EXERCISE PROMPT:
Answer with a single number: the count of lines that include the string "SÉRIE".

DATASET ENTRIES:
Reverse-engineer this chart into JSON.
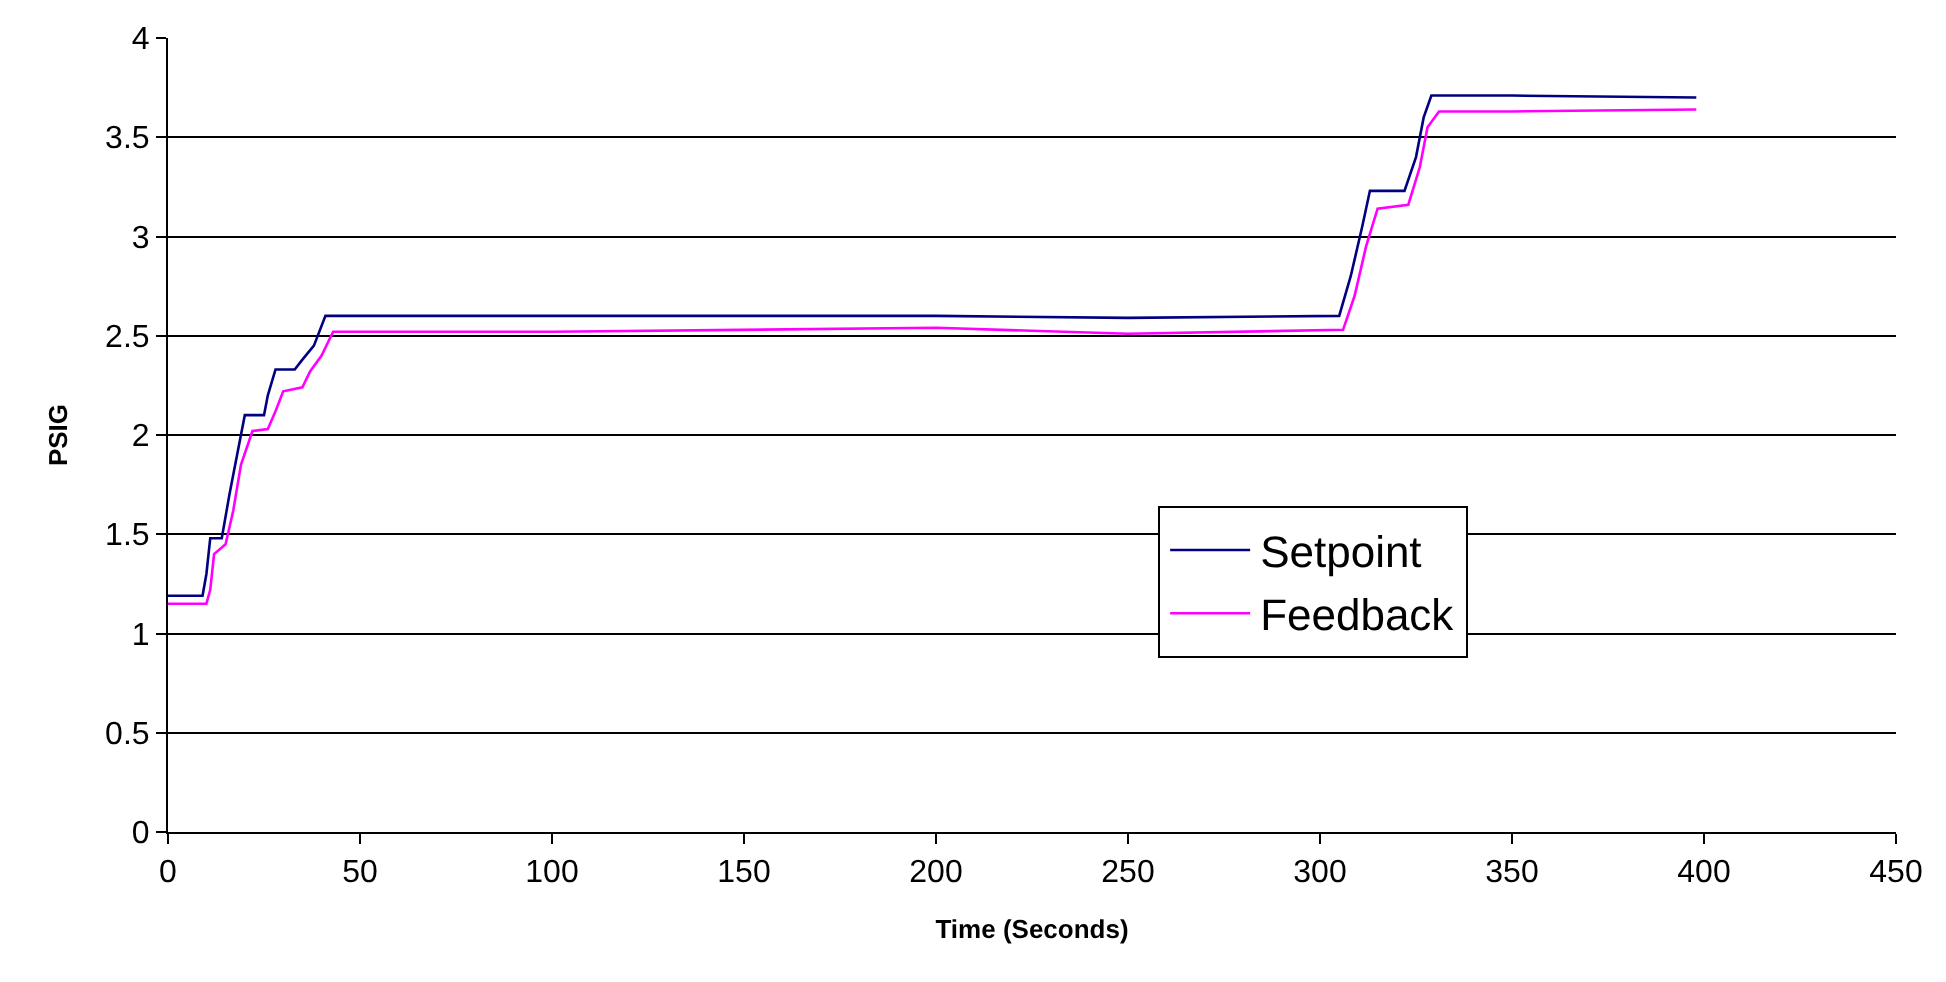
{
  "chart_data": {
    "type": "line",
    "xlabel": "Time (Seconds)",
    "ylabel": "PSIG",
    "xlim": [
      0,
      450
    ],
    "ylim": [
      0,
      4
    ],
    "xticks": [
      0,
      50,
      100,
      150,
      200,
      250,
      300,
      350,
      400,
      450
    ],
    "yticks": [
      0,
      0.5,
      1,
      1.5,
      2,
      2.5,
      3,
      3.5,
      4
    ],
    "grid": "y",
    "legend": "right",
    "marker": "none",
    "line_style": "solid",
    "series": [
      {
        "name": "Setpoint",
        "color": "#000080",
        "x": [
          0,
          9,
          10,
          11,
          14,
          16,
          18,
          20,
          25,
          26,
          28,
          33,
          35,
          38,
          41,
          100,
          200,
          250,
          305,
          308,
          311,
          313,
          322,
          325,
          327,
          329,
          350,
          398
        ],
        "values": [
          1.19,
          1.19,
          1.3,
          1.48,
          1.48,
          1.7,
          1.9,
          2.1,
          2.1,
          2.2,
          2.33,
          2.33,
          2.38,
          2.45,
          2.6,
          2.6,
          2.6,
          2.59,
          2.6,
          2.8,
          3.05,
          3.23,
          3.23,
          3.4,
          3.6,
          3.71,
          3.71,
          3.7
        ]
      },
      {
        "name": "Feedback",
        "color": "#ff00ff",
        "x": [
          0,
          10,
          11,
          12,
          15,
          17,
          19,
          22,
          26,
          28,
          30,
          35,
          37,
          40,
          43,
          100,
          200,
          250,
          306,
          309,
          312,
          315,
          323,
          326,
          328,
          331,
          350,
          398
        ],
        "values": [
          1.15,
          1.15,
          1.22,
          1.4,
          1.45,
          1.62,
          1.85,
          2.02,
          2.03,
          2.12,
          2.22,
          2.24,
          2.32,
          2.4,
          2.52,
          2.52,
          2.54,
          2.51,
          2.53,
          2.7,
          2.95,
          3.14,
          3.16,
          3.35,
          3.55,
          3.63,
          3.63,
          3.64
        ]
      }
    ]
  }
}
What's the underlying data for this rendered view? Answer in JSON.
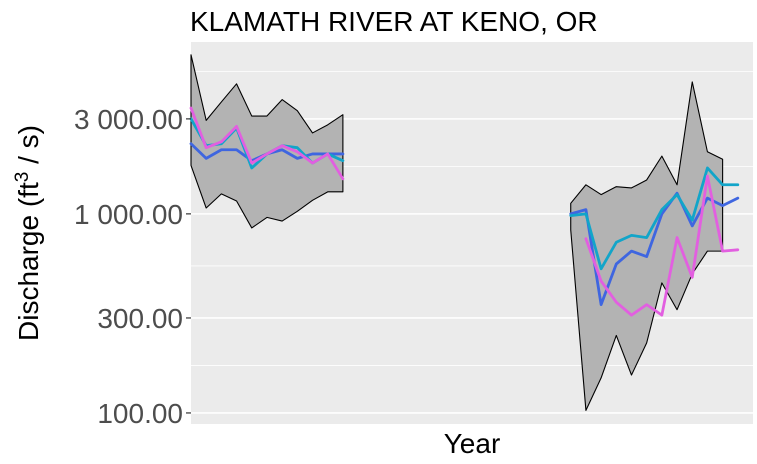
{
  "chart_data": {
    "type": "line",
    "title": "KLAMATH RIVER AT KENO, OR",
    "xlabel": "Year",
    "ylabel_main": "Discharge (ft",
    "ylabel_sup": "3",
    "ylabel_tail": " / s)",
    "y_scale": "log",
    "ylim": [
      88,
      7300
    ],
    "xlim": [
      0,
      37
    ],
    "y_ticks": [
      {
        "value": 100,
        "label": "100.00"
      },
      {
        "value": 300,
        "label": "300.00"
      },
      {
        "value": 1000,
        "label": "1 000.00"
      },
      {
        "value": 3000,
        "label": "3 000.00"
      }
    ],
    "grid": true,
    "legend": "none",
    "colors": {
      "panel": "#ebebeb",
      "grid": "#ffffff",
      "ribbon_fill": "#b3b3b3",
      "ribbon_edge": "#000000",
      "series": [
        "#3f66e0",
        "#12a5c9",
        "#e25fe0"
      ]
    },
    "ribbon": {
      "upper": [
        6300,
        2950,
        3650,
        4500,
        3100,
        3100,
        3750,
        3300,
        2550,
        2800,
        3150,
        null,
        null,
        null,
        null,
        null,
        null,
        null,
        null,
        null,
        null,
        null,
        null,
        null,
        null,
        1130,
        1400,
        1250,
        1370,
        1350,
        1480,
        1950,
        1400,
        4600,
        2050,
        1880
      ],
      "lower": [
        1750,
        1070,
        1260,
        1160,
        850,
        960,
        920,
        1030,
        1170,
        1290,
        1290,
        null,
        null,
        null,
        null,
        null,
        null,
        null,
        null,
        null,
        null,
        null,
        null,
        null,
        null,
        830,
        103,
        150,
        245,
        155,
        225,
        450,
        330,
        500,
        650,
        650
      ]
    },
    "series": [
      {
        "values": [
          2250,
          1900,
          2100,
          2100,
          1850,
          2000,
          2100,
          1900,
          2000,
          2000,
          2000,
          null,
          null,
          null,
          null,
          null,
          null,
          null,
          null,
          null,
          null,
          null,
          null,
          null,
          null,
          1000,
          1050,
          350,
          560,
          650,
          610,
          1000,
          1270,
          870,
          1200,
          1100,
          1200
        ]
      },
      {
        "values": [
          3000,
          2200,
          2250,
          2700,
          1700,
          2000,
          2200,
          2150,
          1800,
          2000,
          1850,
          null,
          null,
          null,
          null,
          null,
          null,
          null,
          null,
          null,
          null,
          null,
          null,
          null,
          null,
          980,
          1000,
          530,
          720,
          780,
          760,
          1050,
          1250,
          930,
          1700,
          1400,
          1400
        ]
      },
      {
        "values": [
          3400,
          2150,
          2300,
          2750,
          1800,
          2000,
          2200,
          2050,
          1800,
          2000,
          1500,
          null,
          null,
          null,
          null,
          null,
          null,
          null,
          null,
          null,
          null,
          null,
          null,
          null,
          null,
          null,
          750,
          460,
          360,
          310,
          350,
          310,
          760,
          480,
          1550,
          650,
          660
        ]
      }
    ]
  }
}
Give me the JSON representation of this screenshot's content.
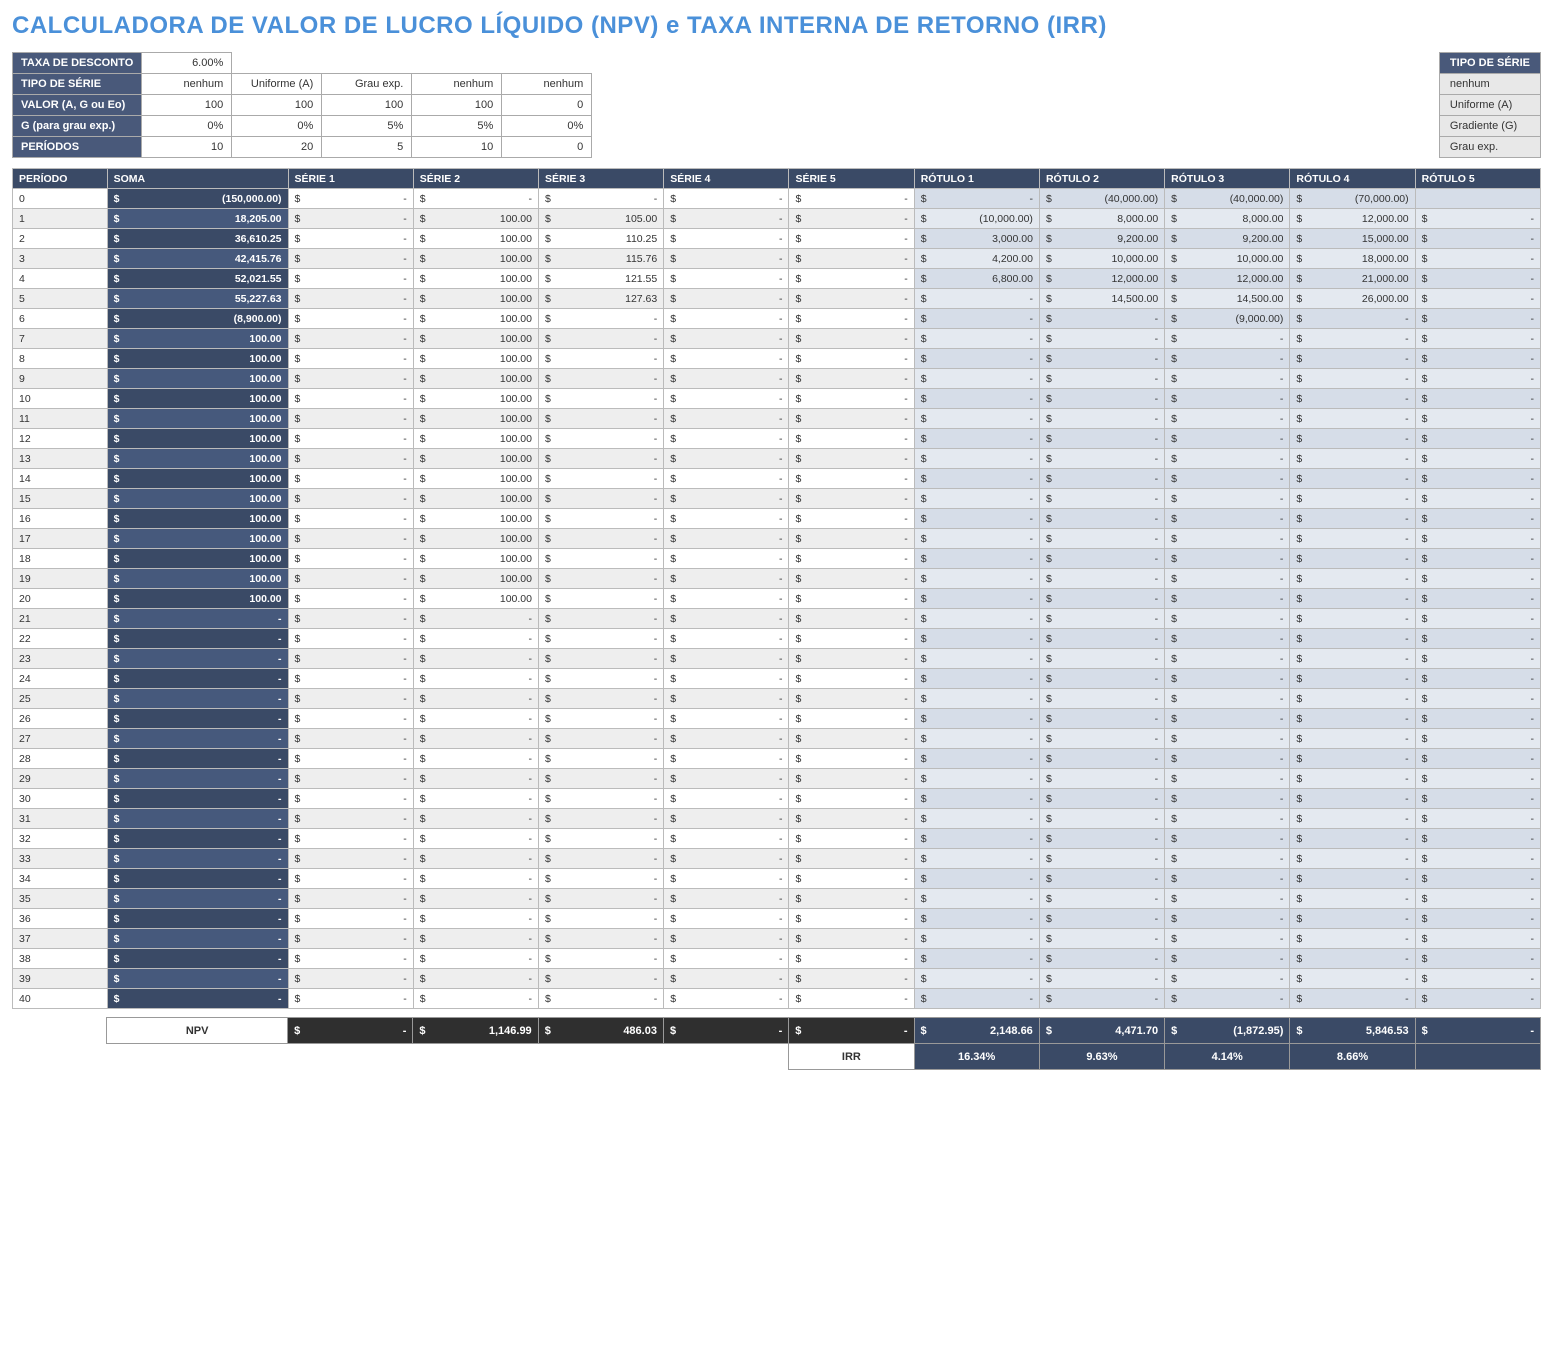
{
  "title": "CALCULADORA DE VALOR DE LUCRO LÍQUIDO (NPV) e TAXA INTERNA DE RETORNO (IRR)",
  "params": {
    "rows": [
      {
        "label": "TAXA DE DESCONTO",
        "cells": [
          "6.00%",
          "",
          "",
          "",
          ""
        ],
        "single": true
      },
      {
        "label": "TIPO DE SÉRIE",
        "cells": [
          "nenhum",
          "Uniforme (A)",
          "Grau exp.",
          "nenhum",
          "nenhum"
        ]
      },
      {
        "label": "VALOR (A, G ou Eo)",
        "cells": [
          "100",
          "100",
          "100",
          "100",
          "0"
        ]
      },
      {
        "label": "G (para grau exp.)",
        "cells": [
          "0%",
          "0%",
          "5%",
          "5%",
          "0%"
        ]
      },
      {
        "label": "PERÍODOS",
        "cells": [
          "10",
          "20",
          "5",
          "10",
          "0"
        ]
      }
    ]
  },
  "legend": {
    "header": "TIPO DE SÉRIE",
    "items": [
      "nenhum",
      "Uniforme (A)",
      "Gradiente (G)",
      "Grau exp."
    ]
  },
  "main": {
    "headers": [
      "PERÍODO",
      "SOMA",
      "SÉRIE 1",
      "SÉRIE 2",
      "SÉRIE 3",
      "SÉRIE 4",
      "SÉRIE 5",
      "RÓTULO 1",
      "RÓTULO 2",
      "RÓTULO 3",
      "RÓTULO 4",
      "RÓTULO 5"
    ],
    "periods": 41,
    "soma": [
      "(150,000.00)",
      "18,205.00",
      "36,610.25",
      "42,415.76",
      "52,021.55",
      "55,227.63",
      "(8,900.00)",
      "100.00",
      "100.00",
      "100.00",
      "100.00",
      "100.00",
      "100.00",
      "100.00",
      "100.00",
      "100.00",
      "100.00",
      "100.00",
      "100.00",
      "100.00",
      "100.00",
      "-",
      "-",
      "-",
      "-",
      "-",
      "-",
      "-",
      "-",
      "-",
      "-",
      "-",
      "-",
      "-",
      "-",
      "-",
      "-",
      "-",
      "-",
      "-",
      "-"
    ],
    "serie1": [
      "-",
      "-",
      "-",
      "-",
      "-",
      "-",
      "-",
      "-",
      "-",
      "-",
      "-",
      "-",
      "-",
      "-",
      "-",
      "-",
      "-",
      "-",
      "-",
      "-",
      "-",
      "-",
      "-",
      "-",
      "-",
      "-",
      "-",
      "-",
      "-",
      "-",
      "-",
      "-",
      "-",
      "-",
      "-",
      "-",
      "-",
      "-",
      "-",
      "-",
      "-"
    ],
    "serie2": [
      "-",
      "100.00",
      "100.00",
      "100.00",
      "100.00",
      "100.00",
      "100.00",
      "100.00",
      "100.00",
      "100.00",
      "100.00",
      "100.00",
      "100.00",
      "100.00",
      "100.00",
      "100.00",
      "100.00",
      "100.00",
      "100.00",
      "100.00",
      "100.00",
      "-",
      "-",
      "-",
      "-",
      "-",
      "-",
      "-",
      "-",
      "-",
      "-",
      "-",
      "-",
      "-",
      "-",
      "-",
      "-",
      "-",
      "-",
      "-",
      "-"
    ],
    "serie3": [
      "-",
      "105.00",
      "110.25",
      "115.76",
      "121.55",
      "127.63",
      "-",
      "-",
      "-",
      "-",
      "-",
      "-",
      "-",
      "-",
      "-",
      "-",
      "-",
      "-",
      "-",
      "-",
      "-",
      "-",
      "-",
      "-",
      "-",
      "-",
      "-",
      "-",
      "-",
      "-",
      "-",
      "-",
      "-",
      "-",
      "-",
      "-",
      "-",
      "-",
      "-",
      "-",
      "-"
    ],
    "serie4": [
      "-",
      "-",
      "-",
      "-",
      "-",
      "-",
      "-",
      "-",
      "-",
      "-",
      "-",
      "-",
      "-",
      "-",
      "-",
      "-",
      "-",
      "-",
      "-",
      "-",
      "-",
      "-",
      "-",
      "-",
      "-",
      "-",
      "-",
      "-",
      "-",
      "-",
      "-",
      "-",
      "-",
      "-",
      "-",
      "-",
      "-",
      "-",
      "-",
      "-",
      "-"
    ],
    "serie5": [
      "-",
      "-",
      "-",
      "-",
      "-",
      "-",
      "-",
      "-",
      "-",
      "-",
      "-",
      "-",
      "-",
      "-",
      "-",
      "-",
      "-",
      "-",
      "-",
      "-",
      "-",
      "-",
      "-",
      "-",
      "-",
      "-",
      "-",
      "-",
      "-",
      "-",
      "-",
      "-",
      "-",
      "-",
      "-",
      "-",
      "-",
      "-",
      "-",
      "-",
      "-"
    ],
    "rot1": [
      "-",
      "(10,000.00)",
      "3,000.00",
      "4,200.00",
      "6,800.00",
      "-",
      "-",
      "-",
      "-",
      "-",
      "-",
      "-",
      "-",
      "-",
      "-",
      "-",
      "-",
      "-",
      "-",
      "-",
      "-",
      "-",
      "-",
      "-",
      "-",
      "-",
      "-",
      "-",
      "-",
      "-",
      "-",
      "-",
      "-",
      "-",
      "-",
      "-",
      "-",
      "-",
      "-",
      "-",
      "-"
    ],
    "rot2": [
      "(40,000.00)",
      "8,000.00",
      "9,200.00",
      "10,000.00",
      "12,000.00",
      "14,500.00",
      "-",
      "-",
      "-",
      "-",
      "-",
      "-",
      "-",
      "-",
      "-",
      "-",
      "-",
      "-",
      "-",
      "-",
      "-",
      "-",
      "-",
      "-",
      "-",
      "-",
      "-",
      "-",
      "-",
      "-",
      "-",
      "-",
      "-",
      "-",
      "-",
      "-",
      "-",
      "-",
      "-",
      "-",
      "-"
    ],
    "rot3": [
      "(40,000.00)",
      "8,000.00",
      "9,200.00",
      "10,000.00",
      "12,000.00",
      "14,500.00",
      "(9,000.00)",
      "-",
      "-",
      "-",
      "-",
      "-",
      "-",
      "-",
      "-",
      "-",
      "-",
      "-",
      "-",
      "-",
      "-",
      "-",
      "-",
      "-",
      "-",
      "-",
      "-",
      "-",
      "-",
      "-",
      "-",
      "-",
      "-",
      "-",
      "-",
      "-",
      "-",
      "-",
      "-",
      "-",
      "-"
    ],
    "rot4": [
      "(70,000.00)",
      "12,000.00",
      "15,000.00",
      "18,000.00",
      "21,000.00",
      "26,000.00",
      "-",
      "-",
      "-",
      "-",
      "-",
      "-",
      "-",
      "-",
      "-",
      "-",
      "-",
      "-",
      "-",
      "-",
      "-",
      "-",
      "-",
      "-",
      "-",
      "-",
      "-",
      "-",
      "-",
      "-",
      "-",
      "-",
      "-",
      "-",
      "-",
      "-",
      "-",
      "-",
      "-",
      "-",
      "-"
    ],
    "rot5": [
      "",
      "-",
      "-",
      "-",
      "-",
      "-",
      "-",
      "-",
      "-",
      "-",
      "-",
      "-",
      "-",
      "-",
      "-",
      "-",
      "-",
      "-",
      "-",
      "-",
      "-",
      "-",
      "-",
      "-",
      "-",
      "-",
      "-",
      "-",
      "-",
      "-",
      "-",
      "-",
      "-",
      "-",
      "-",
      "-",
      "-",
      "-",
      "-",
      "-",
      "-"
    ]
  },
  "footer": {
    "npv_label": "NPV",
    "irr_label": "IRR",
    "npv": [
      "-",
      "1,146.99",
      "486.03",
      "-",
      "-",
      "2,148.66",
      "4,471.70",
      "(1,872.95)",
      "5,846.53",
      "-"
    ],
    "irr": [
      "16.34%",
      "9.63%",
      "4.14%",
      "8.66%",
      ""
    ]
  },
  "colors": {
    "title": "#4a90d9",
    "header_dark": "#49597a",
    "table_header": "#3a4a66",
    "soma_bg": "#3a4a66",
    "rotulo_bg": "#d6dde8",
    "rotulo_bg_alt": "#e4e9f0",
    "footer_dark": "#2f2f2f"
  }
}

EXERCISE SOLUTION:
7